[Data section — start]
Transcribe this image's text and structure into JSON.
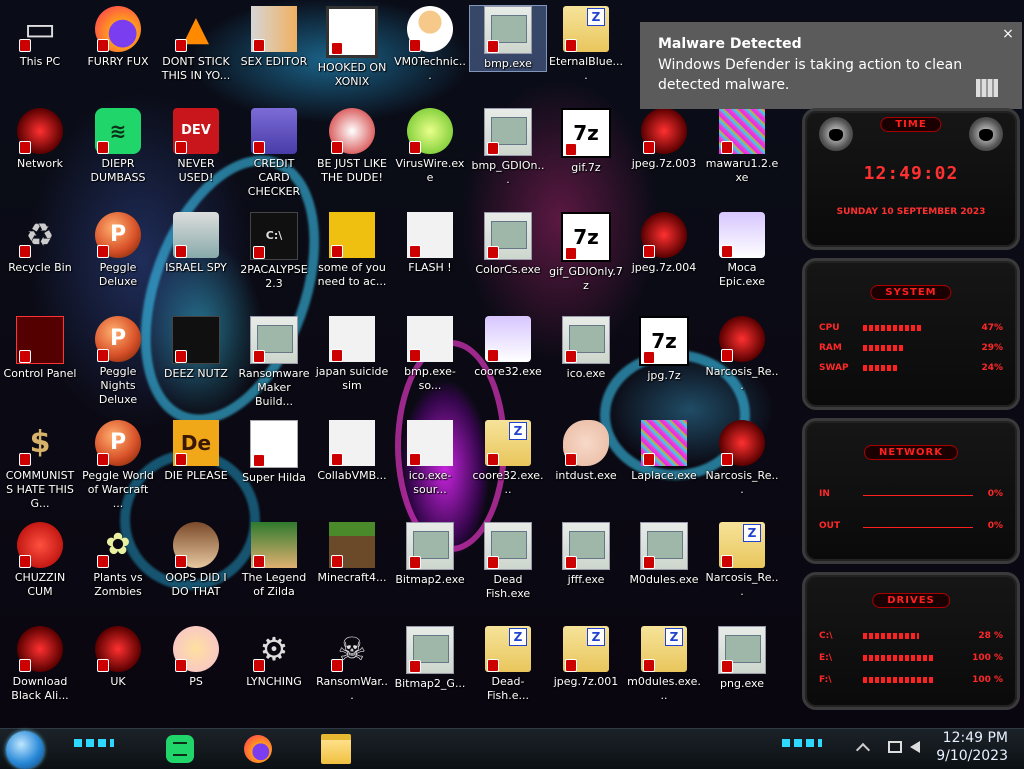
{
  "desktop": {
    "icons": [
      {
        "id": "this-pc",
        "label": "This PC",
        "icon": "computer-icon"
      },
      {
        "id": "furry-fux",
        "label": "FURRY FUX",
        "icon": "firefox-icon"
      },
      {
        "id": "dont-stick",
        "label": "DONT STICK THIS IN YO...",
        "icon": "vlc-cone-icon"
      },
      {
        "id": "sex-editor",
        "label": "SEX EDITOR",
        "icon": "hxd-editor-icon"
      },
      {
        "id": "hooked-on-xonix",
        "label": "HOOKED ON XONIX",
        "icon": "xonix-game-icon"
      },
      {
        "id": "vm0technic",
        "label": "VM0Technic...",
        "icon": "doctor-person-icon"
      },
      {
        "id": "bmp-exe",
        "label": "bmp.exe",
        "icon": "picture-icon"
      },
      {
        "id": "eternalblue",
        "label": "EternalBlue....",
        "icon": "zip-folder-icon"
      },
      {
        "id": "network",
        "label": "Network",
        "icon": "network-icon"
      },
      {
        "id": "diepr",
        "label": "DIEPR DUMBASS",
        "icon": "spotify-icon"
      },
      {
        "id": "never-used",
        "label": "NEVER USED!",
        "icon": "dev-cpp-icon"
      },
      {
        "id": "credit-card-checker",
        "label": "CREDIT CARD CHECKER",
        "icon": "credit-card-icon"
      },
      {
        "id": "be-just-like",
        "label": "BE JUST LIKE THE DUDE!",
        "icon": "santa-icon"
      },
      {
        "id": "viruswire",
        "label": "VirusWire.exe",
        "icon": "lime-icon"
      },
      {
        "id": "bmp-gdionly",
        "label": "bmp_GDIOn...",
        "icon": "picture-icon"
      },
      {
        "id": "gif-7z",
        "label": "gif.7z",
        "icon": "7z-archive-icon"
      },
      {
        "id": "jpeg-7z-003",
        "label": "jpeg.7z.003",
        "icon": "alienware-file-icon"
      },
      {
        "id": "mawaru",
        "label": "mawaru1.2.exe",
        "icon": "noise-icon"
      },
      {
        "id": "recycle-bin",
        "label": "Recycle Bin",
        "icon": "recycle-bin-icon"
      },
      {
        "id": "peggle-deluxe",
        "label": "Peggle Deluxe",
        "icon": "peggle-icon"
      },
      {
        "id": "israel-spy",
        "label": "ISRAEL SPY",
        "icon": "network-card-icon"
      },
      {
        "id": "2pacalypse",
        "label": "2PACALYPSE 2.3",
        "icon": "console-icon"
      },
      {
        "id": "some-of-you",
        "label": "some of you need to ac...",
        "icon": "beaver-icon"
      },
      {
        "id": "flash",
        "label": "FLASH !",
        "icon": "flash-file-icon"
      },
      {
        "id": "colorcs",
        "label": "ColorCs.exe",
        "icon": "app-window-icon"
      },
      {
        "id": "gif-gdionly",
        "label": "gif_GDIOnly.7z",
        "icon": "7z-archive-icon"
      },
      {
        "id": "jpeg-7z-004",
        "label": "jpeg.7z.004",
        "icon": "alienware-file-icon"
      },
      {
        "id": "moca-epic",
        "label": "Moca Epic.exe",
        "icon": "anime-girl-icon"
      },
      {
        "id": "control-panel",
        "label": "Control Panel",
        "icon": "control-panel-icon"
      },
      {
        "id": "peggle-nights",
        "label": "Peggle Nights Deluxe",
        "icon": "peggle-icon"
      },
      {
        "id": "deez-nutz",
        "label": "DEEZ NUTZ",
        "icon": "windows-stack-icon"
      },
      {
        "id": "ransomware-maker",
        "label": "Ransomware Maker Build...",
        "icon": "app-window-icon"
      },
      {
        "id": "japan-suicide-sim",
        "label": "japan suicide sim",
        "icon": "installer-icon"
      },
      {
        "id": "bmp-exe-source",
        "label": "bmp.exe-so...",
        "icon": "flash-file-icon"
      },
      {
        "id": "coore32-exe",
        "label": "coore32.exe",
        "icon": "anime-girl-icon"
      },
      {
        "id": "ico-exe",
        "label": "ico.exe",
        "icon": "app-window-icon"
      },
      {
        "id": "jpg-7z",
        "label": "jpg.7z",
        "icon": "7z-archive-icon"
      },
      {
        "id": "narcosis-re-1",
        "label": "Narcosis_Re...",
        "icon": "alienware-file-icon"
      },
      {
        "id": "communists",
        "label": "COMMUNISTS HATE THIS G...",
        "icon": "money-bag-icon"
      },
      {
        "id": "peggle-world",
        "label": "Peggle World of Warcraft ...",
        "icon": "peggle-icon"
      },
      {
        "id": "die-please",
        "label": "DIE PLEASE",
        "icon": "de-app-icon"
      },
      {
        "id": "super-hilda",
        "label": "Super Hilda",
        "icon": "pixel-dog-icon"
      },
      {
        "id": "collabvmb",
        "label": "CollabVMB...",
        "icon": "monitor-icon"
      },
      {
        "id": "ico-exe-source",
        "label": "ico.exe-sour...",
        "icon": "flash-file-icon"
      },
      {
        "id": "coore32-zip",
        "label": "coore32.exe...",
        "icon": "zip-folder-icon"
      },
      {
        "id": "intdust",
        "label": "intdust.exe",
        "icon": "paint-palette-icon"
      },
      {
        "id": "laplace",
        "label": "Laplace.exe",
        "icon": "noise-icon"
      },
      {
        "id": "narcosis-re-2",
        "label": "Narcosis_Re...",
        "icon": "alienware-file-icon"
      },
      {
        "id": "chuzzin-cum",
        "label": "CHUZZIN CUM",
        "icon": "chuzzle-icon"
      },
      {
        "id": "plants-vs-zombies",
        "label": "Plants vs Zombies",
        "icon": "flower-icon"
      },
      {
        "id": "oops-did",
        "label": "OOPS DID I DO THAT",
        "icon": "portrait-icon"
      },
      {
        "id": "legend-of-zilda",
        "label": "The Legend of Zilda",
        "icon": "pixel-hero-icon"
      },
      {
        "id": "minecraft4",
        "label": "Minecraft4...",
        "icon": "minecraft-block-icon"
      },
      {
        "id": "bitmap2",
        "label": "Bitmap2.exe",
        "icon": "app-window-icon"
      },
      {
        "id": "dead-fish",
        "label": "Dead Fish.exe",
        "icon": "app-window-icon"
      },
      {
        "id": "jfff",
        "label": "jfff.exe",
        "icon": "app-window-icon"
      },
      {
        "id": "m0dules",
        "label": "M0dules.exe",
        "icon": "app-window-icon"
      },
      {
        "id": "narcosis-re-3",
        "label": "Narcosis_Re...",
        "icon": "zip-folder-icon"
      },
      {
        "id": "download-black",
        "label": "Download Black Ali...",
        "icon": "alienware-orb-icon"
      },
      {
        "id": "uk",
        "label": "UK",
        "icon": "alienware-orb-icon"
      },
      {
        "id": "ps",
        "label": "PS",
        "icon": "star-girl-icon"
      },
      {
        "id": "lynching",
        "label": "LYNCHING",
        "icon": "gear-icon"
      },
      {
        "id": "ransomwar",
        "label": "RansomWar...",
        "icon": "skull-icon"
      },
      {
        "id": "bitmap2-g",
        "label": "Bitmap2_G...",
        "icon": "app-window-icon"
      },
      {
        "id": "dead-fish-zip",
        "label": "Dead-Fish.e...",
        "icon": "zip-folder-icon"
      },
      {
        "id": "jpeg-7z-001",
        "label": "jpeg.7z.001",
        "icon": "zip-folder-icon"
      },
      {
        "id": "m0dules-zip",
        "label": "m0dules.exe...",
        "icon": "zip-folder-icon"
      },
      {
        "id": "png-exe",
        "label": "png.exe",
        "icon": "app-window-icon"
      }
    ]
  },
  "notification": {
    "title": "Malware Detected",
    "message": "Windows Defender is taking action to clean detected malware.",
    "close_glyph": "×"
  },
  "gadget": {
    "time_title": "TIME",
    "time": "12:49:02",
    "date": "SUNDAY 10 SEPTEMBER 2023",
    "system_title": "SYSTEM",
    "system": [
      {
        "name": "CPU",
        "value": "47%"
      },
      {
        "name": "RAM",
        "value": "29%"
      },
      {
        "name": "SWAP",
        "value": "24%"
      }
    ],
    "network_title": "NETWORK",
    "network": [
      {
        "name": "IN",
        "value": "0%"
      },
      {
        "name": "OUT",
        "value": "0%"
      }
    ],
    "drives_title": "DRIVES",
    "drives": [
      {
        "name": "C:\\",
        "value": "28 %"
      },
      {
        "name": "E:\\",
        "value": "100 %"
      },
      {
        "name": "F:\\",
        "value": "100 %"
      }
    ]
  },
  "taskbar": {
    "apps": [
      "spotify-icon",
      "firefox-icon",
      "file-explorer-icon"
    ],
    "time": "12:49 PM",
    "date": "9/10/2023"
  },
  "colors": {
    "accent_red": "#ff2020",
    "taskbar_glow": "#2fd8ff",
    "toast_bg": "#5b5b5b"
  }
}
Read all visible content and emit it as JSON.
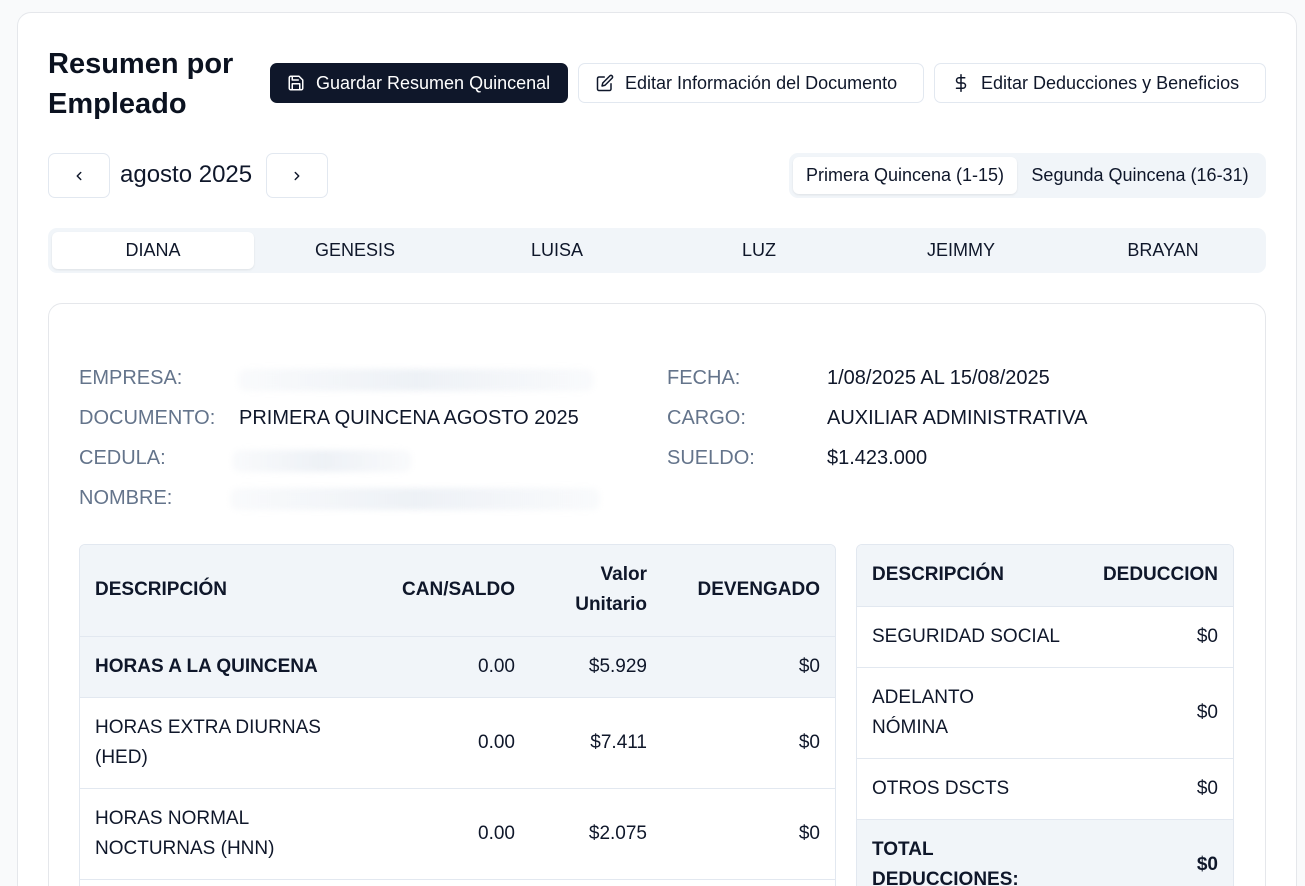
{
  "header": {
    "title": "Resumen por Empleado",
    "save_label": "Guardar Resumen Quincenal",
    "edit_doc_label": "Editar Información del Documento",
    "edit_ded_label": "Editar Deducciones y Beneficios"
  },
  "period": {
    "month": "agosto 2025",
    "options": [
      "Primera Quincena (1-15)",
      "Segunda Quincena (16-31)"
    ],
    "active": 0
  },
  "employees": [
    "DIANA",
    "GENESIS",
    "LUISA",
    "LUZ",
    "JEIMMY",
    "BRAYAN"
  ],
  "active_employee": 0,
  "info": {
    "empresa_label": "EMPRESA:",
    "documento_label": "DOCUMENTO:",
    "documento_value": "PRIMERA QUINCENA AGOSTO 2025",
    "cedula_label": "CEDULA:",
    "nombre_label": "NOMBRE:",
    "fecha_label": "FECHA:",
    "fecha_value": "1/08/2025 AL 15/08/2025",
    "cargo_label": "CARGO:",
    "cargo_value": "AUXILIAR ADMINISTRATIVA",
    "sueldo_label": "SUELDO:",
    "sueldo_value": "$1.423.000"
  },
  "earnings": {
    "headers": [
      "DESCRIPCIÓN",
      "CAN/SALDO",
      "Valor Unitario",
      "DEVENGADO"
    ],
    "rows": [
      {
        "desc": "HORAS A LA QUINCENA",
        "qty": "0.00",
        "unit": "$5.929",
        "total": "$0"
      },
      {
        "desc": "HORAS EXTRA DIURNAS (HED)",
        "qty": "0.00",
        "unit": "$7.411",
        "total": "$0"
      },
      {
        "desc": "HORAS NORMAL NOCTURNAS (HNN)",
        "qty": "0.00",
        "unit": "$2.075",
        "total": "$0"
      }
    ]
  },
  "deductions": {
    "headers": [
      "DESCRIPCIÓN",
      "DEDUCCION"
    ],
    "rows": [
      {
        "desc": "SEGURIDAD SOCIAL",
        "value": "$0"
      },
      {
        "desc": "ADELANTO NÓMINA",
        "value": "$0"
      },
      {
        "desc": "OTROS DSCTS",
        "value": "$0"
      }
    ],
    "total_label": "TOTAL DEDUCCIONES:",
    "total_value": "$0"
  }
}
[Data section — finish]
What the task asks:
Please say how many lines of the records contain the word "suicide", giving the number by itself.

Final answer:
2